**Given task:**
Some lines of these records may hold the word "times"; state how many, using only the number.

(Items from a data source)
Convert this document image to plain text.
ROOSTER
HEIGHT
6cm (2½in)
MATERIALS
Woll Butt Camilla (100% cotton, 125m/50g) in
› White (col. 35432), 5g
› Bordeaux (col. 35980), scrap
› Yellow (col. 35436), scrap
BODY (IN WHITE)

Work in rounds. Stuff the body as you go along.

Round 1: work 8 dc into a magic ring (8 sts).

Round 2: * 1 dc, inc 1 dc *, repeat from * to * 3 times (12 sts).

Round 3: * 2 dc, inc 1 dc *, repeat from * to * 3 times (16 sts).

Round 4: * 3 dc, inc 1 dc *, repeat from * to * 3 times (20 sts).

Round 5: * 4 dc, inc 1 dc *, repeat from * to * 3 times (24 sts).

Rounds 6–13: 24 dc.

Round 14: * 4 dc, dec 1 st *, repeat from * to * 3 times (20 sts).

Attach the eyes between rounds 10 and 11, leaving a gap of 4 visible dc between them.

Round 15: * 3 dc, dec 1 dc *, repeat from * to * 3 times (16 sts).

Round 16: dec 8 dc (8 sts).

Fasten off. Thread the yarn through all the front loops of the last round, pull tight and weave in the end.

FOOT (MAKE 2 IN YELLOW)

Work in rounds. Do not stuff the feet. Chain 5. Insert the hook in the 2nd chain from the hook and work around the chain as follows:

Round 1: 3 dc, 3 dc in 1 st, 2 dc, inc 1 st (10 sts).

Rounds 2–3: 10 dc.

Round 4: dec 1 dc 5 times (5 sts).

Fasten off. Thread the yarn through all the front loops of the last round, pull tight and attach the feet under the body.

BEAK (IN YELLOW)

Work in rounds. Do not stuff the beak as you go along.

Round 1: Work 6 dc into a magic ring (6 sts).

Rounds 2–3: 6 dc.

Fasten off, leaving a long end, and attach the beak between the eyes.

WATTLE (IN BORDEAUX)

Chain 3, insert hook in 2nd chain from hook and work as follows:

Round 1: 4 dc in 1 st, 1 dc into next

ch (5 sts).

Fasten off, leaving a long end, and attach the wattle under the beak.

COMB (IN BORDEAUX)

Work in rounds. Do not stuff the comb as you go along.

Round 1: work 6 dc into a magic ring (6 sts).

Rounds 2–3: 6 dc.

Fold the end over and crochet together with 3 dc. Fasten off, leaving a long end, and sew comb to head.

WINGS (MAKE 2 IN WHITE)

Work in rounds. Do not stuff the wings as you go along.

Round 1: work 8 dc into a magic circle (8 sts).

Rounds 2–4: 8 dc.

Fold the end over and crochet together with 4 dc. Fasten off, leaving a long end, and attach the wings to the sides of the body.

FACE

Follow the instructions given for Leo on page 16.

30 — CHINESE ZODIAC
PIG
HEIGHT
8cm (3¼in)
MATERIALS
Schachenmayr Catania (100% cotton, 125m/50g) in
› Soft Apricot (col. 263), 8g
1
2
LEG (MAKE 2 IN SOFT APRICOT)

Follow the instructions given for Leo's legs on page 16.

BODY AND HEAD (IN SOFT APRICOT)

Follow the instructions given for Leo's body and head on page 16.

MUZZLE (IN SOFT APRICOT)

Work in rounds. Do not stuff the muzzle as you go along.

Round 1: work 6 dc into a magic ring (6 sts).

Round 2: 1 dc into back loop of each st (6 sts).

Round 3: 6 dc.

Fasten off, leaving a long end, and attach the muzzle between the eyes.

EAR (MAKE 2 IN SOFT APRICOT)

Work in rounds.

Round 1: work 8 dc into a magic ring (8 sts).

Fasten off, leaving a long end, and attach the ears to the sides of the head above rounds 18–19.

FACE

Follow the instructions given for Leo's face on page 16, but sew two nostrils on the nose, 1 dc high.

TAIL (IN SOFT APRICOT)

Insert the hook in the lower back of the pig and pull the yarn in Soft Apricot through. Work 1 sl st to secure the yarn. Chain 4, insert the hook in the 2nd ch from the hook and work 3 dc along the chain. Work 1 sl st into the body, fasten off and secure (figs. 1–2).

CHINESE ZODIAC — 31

**Answer for this exercise:**
7